▶ [Stated task]:
In the entries that follow, find the word "content" and report each line it is on.

▶ [Materials provided]:

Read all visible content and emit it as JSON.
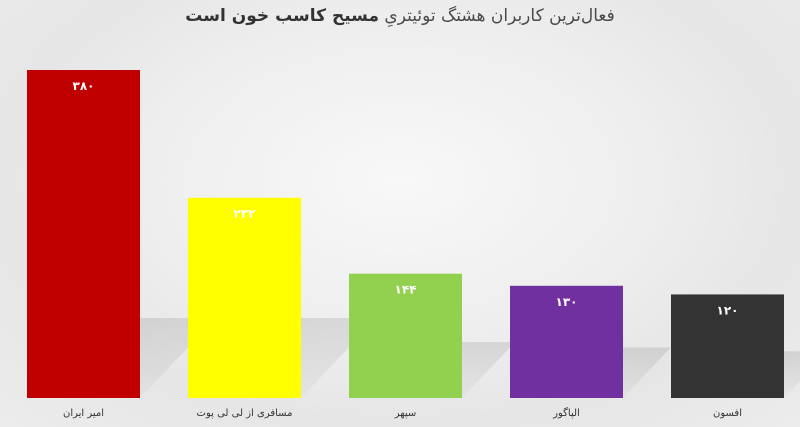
{
  "chart_data": {
    "type": "bar",
    "title_prefix": "فعال‌ترین کاربران هشتگ توئیتریِ",
    "title_bold": "مسیح کاسب خون است",
    "xlabel": "",
    "ylabel": "",
    "categories": [
      "امیر ایران",
      "مسافری از لی لی پوت",
      "سپهر",
      "الپاگور",
      "افسون"
    ],
    "values": [
      380,
      232,
      144,
      130,
      120
    ],
    "value_labels": [
      "۳۸۰",
      "۲۳۲",
      "۱۴۴",
      "۱۳۰",
      "۱۲۰"
    ],
    "colors": [
      "#c00000",
      "#ffff00",
      "#92d050",
      "#7030a0",
      "#333333"
    ],
    "ylim": [
      0,
      380
    ],
    "grid": false,
    "legend": "none"
  }
}
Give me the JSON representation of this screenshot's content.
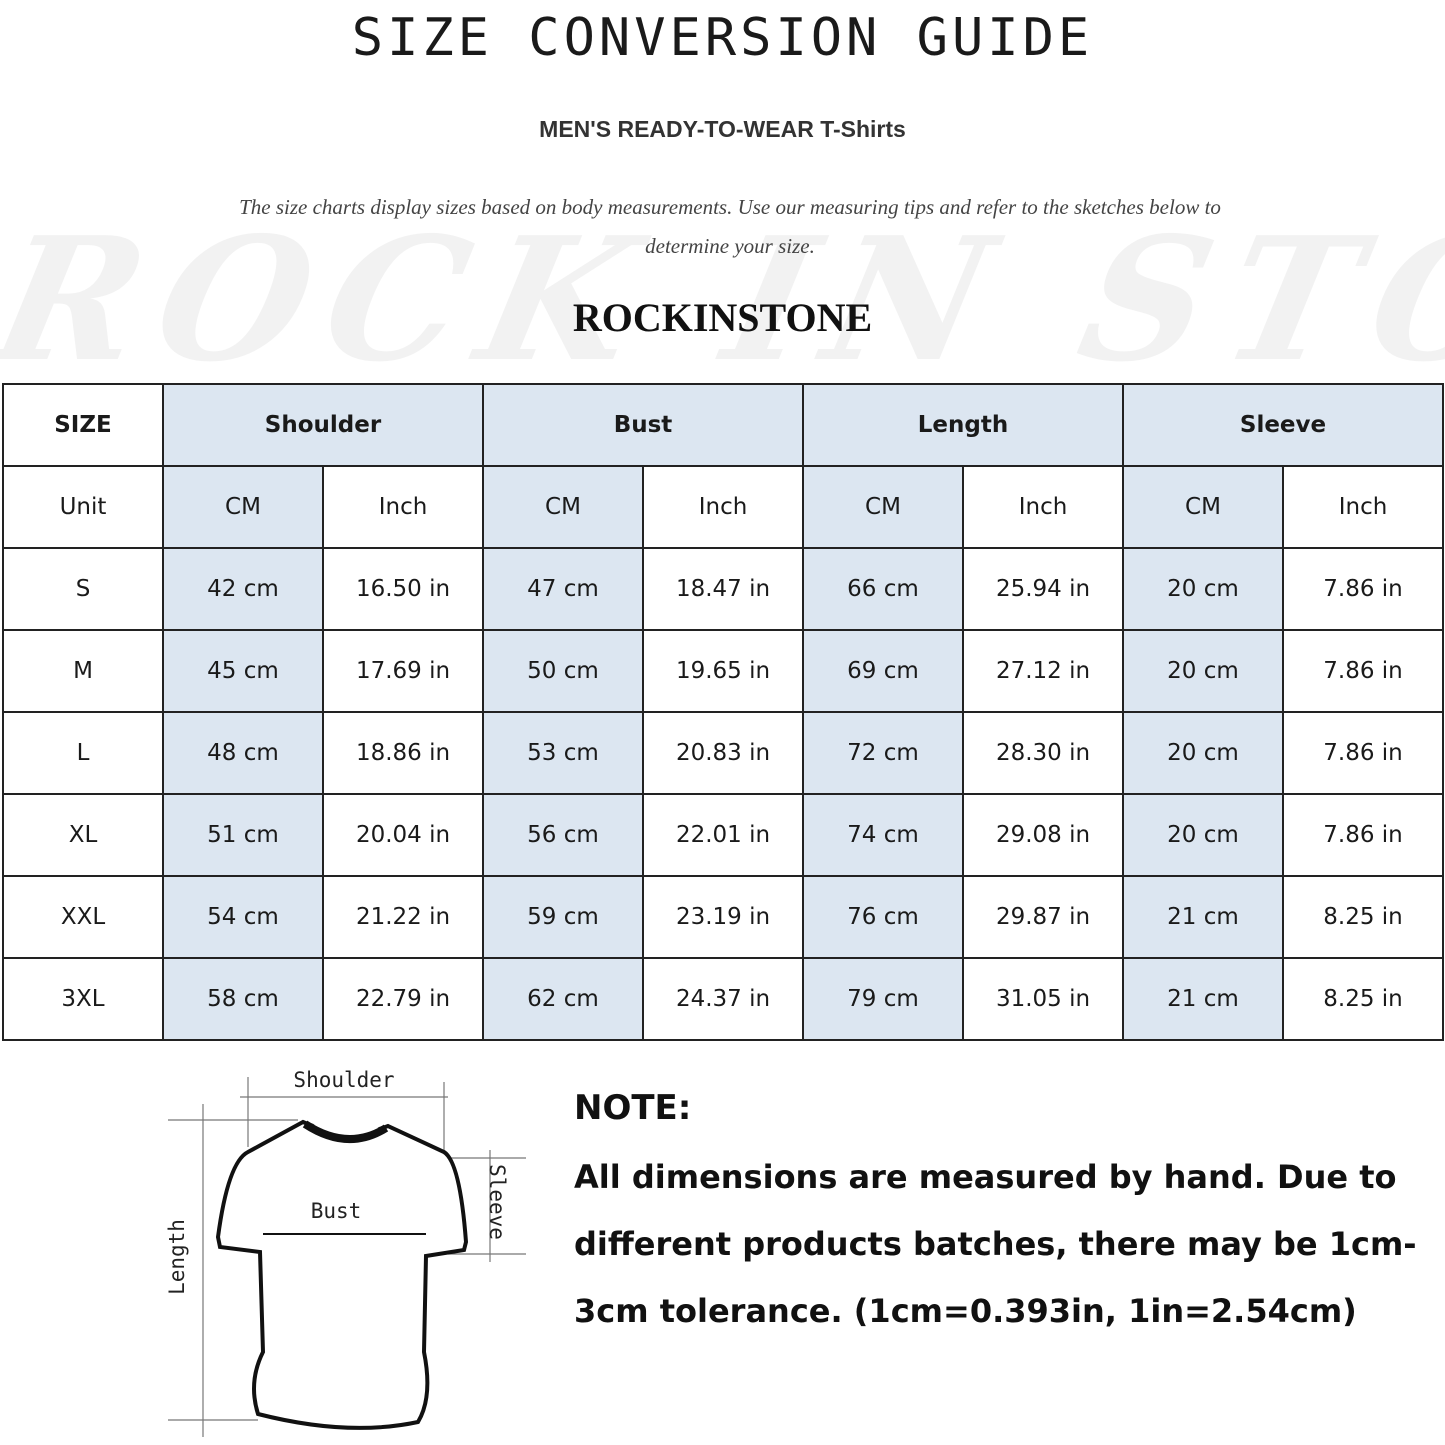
{
  "header": {
    "title": "SIZE CONVERSION GUIDE",
    "subtitle": "MEN'S READY-TO-WEAR T-Shirts",
    "description": "The size charts display sizes based on body measurements. Use our measuring tips and refer to the sketches below to determine your size.",
    "watermark": "ROCK IN STONE",
    "brand": "ROCKINSTONE"
  },
  "table": {
    "size_label": "SIZE",
    "unit_label": "Unit",
    "groups": [
      "Shoulder",
      "Bust",
      "Length",
      "Sleeve"
    ],
    "units": [
      "CM",
      "Inch"
    ],
    "header_fill": "#dce6f1",
    "rows": [
      {
        "size": "S",
        "values": [
          "42 cm",
          "16.50 in",
          "47 cm",
          "18.47  in",
          "66 cm",
          "25.94  in",
          "20 cm",
          "7.86  in"
        ]
      },
      {
        "size": "M",
        "values": [
          "45 cm",
          "17.69  in",
          "50 cm",
          "19.65  in",
          "69 cm",
          "27.12  in",
          "20 cm",
          "7.86  in"
        ]
      },
      {
        "size": "L",
        "values": [
          "48 cm",
          "18.86  in",
          "53 cm",
          "20.83  in",
          "72 cm",
          "28.30  in",
          "20 cm",
          "7.86  in"
        ]
      },
      {
        "size": "XL",
        "values": [
          "51 cm",
          "20.04  in",
          "56 cm",
          "22.01  in",
          "74 cm",
          "29.08  in",
          "20 cm",
          "7.86  in"
        ]
      },
      {
        "size": "XXL",
        "values": [
          "54 cm",
          "21.22  in",
          "59 cm",
          "23.19  in",
          "76 cm",
          "29.87  in",
          "21 cm",
          "8.25  in"
        ]
      },
      {
        "size": "3XL",
        "values": [
          "58 cm",
          "22.79  in",
          "62 cm",
          "24.37  in",
          "79 cm",
          "31.05  in",
          "21 cm",
          "8.25  in"
        ]
      }
    ]
  },
  "diagram": {
    "shoulder": "Shoulder",
    "bust": "Bust",
    "length": "Length",
    "sleeve": "Sleeve"
  },
  "note": {
    "title": "NOTE:",
    "body": "All dimensions are measured by hand. Due to different products batches, there may be 1cm-3cm tolerance. (1cm=0.393in, 1in=2.54cm)"
  }
}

▶ [Answer]:
Read all visible content and emit it as JSON.
Give me the JSON representation of this screenshot's content.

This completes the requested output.